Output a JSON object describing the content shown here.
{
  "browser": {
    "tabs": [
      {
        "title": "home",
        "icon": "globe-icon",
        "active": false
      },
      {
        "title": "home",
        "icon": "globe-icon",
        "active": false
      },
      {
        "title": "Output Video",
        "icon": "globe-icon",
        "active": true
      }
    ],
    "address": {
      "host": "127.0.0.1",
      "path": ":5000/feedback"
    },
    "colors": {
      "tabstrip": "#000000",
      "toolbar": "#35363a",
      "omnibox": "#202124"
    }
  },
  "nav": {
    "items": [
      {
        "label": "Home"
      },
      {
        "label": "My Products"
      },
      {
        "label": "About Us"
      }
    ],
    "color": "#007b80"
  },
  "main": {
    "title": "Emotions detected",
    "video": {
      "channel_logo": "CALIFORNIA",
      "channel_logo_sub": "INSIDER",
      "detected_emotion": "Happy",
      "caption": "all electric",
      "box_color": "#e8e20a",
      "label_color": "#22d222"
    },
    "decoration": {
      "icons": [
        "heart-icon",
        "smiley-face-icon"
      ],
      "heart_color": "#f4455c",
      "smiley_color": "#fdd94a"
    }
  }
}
━━━━━━━━━━
### Task directions
Nothing in the listing may be changed; retype it all exactly.

### Task answer
Output a JSON object describing the content shown here.
{
  "browser": {
    "tabs": [
      {
        "title": "home",
        "icon": "globe-icon",
        "active": false
      },
      {
        "title": "home",
        "icon": "globe-icon",
        "active": false
      },
      {
        "title": "Output Video",
        "icon": "globe-icon",
        "active": true
      }
    ],
    "address": {
      "host": "127.0.0.1",
      "path": ":5000/feedback"
    },
    "colors": {
      "tabstrip": "#000000",
      "toolbar": "#35363a",
      "omnibox": "#202124"
    }
  },
  "nav": {
    "items": [
      {
        "label": "Home"
      },
      {
        "label": "My Products"
      },
      {
        "label": "About Us"
      }
    ],
    "color": "#007b80"
  },
  "main": {
    "title": "Emotions detected",
    "video": {
      "channel_logo": "CALIFORNIA",
      "channel_logo_sub": "INSIDER",
      "detected_emotion": "Happy",
      "caption": "all electric",
      "box_color": "#e8e20a",
      "label_color": "#22d222"
    },
    "decoration": {
      "icons": [
        "heart-icon",
        "smiley-face-icon"
      ],
      "heart_color": "#f4455c",
      "smiley_color": "#fdd94a"
    }
  }
}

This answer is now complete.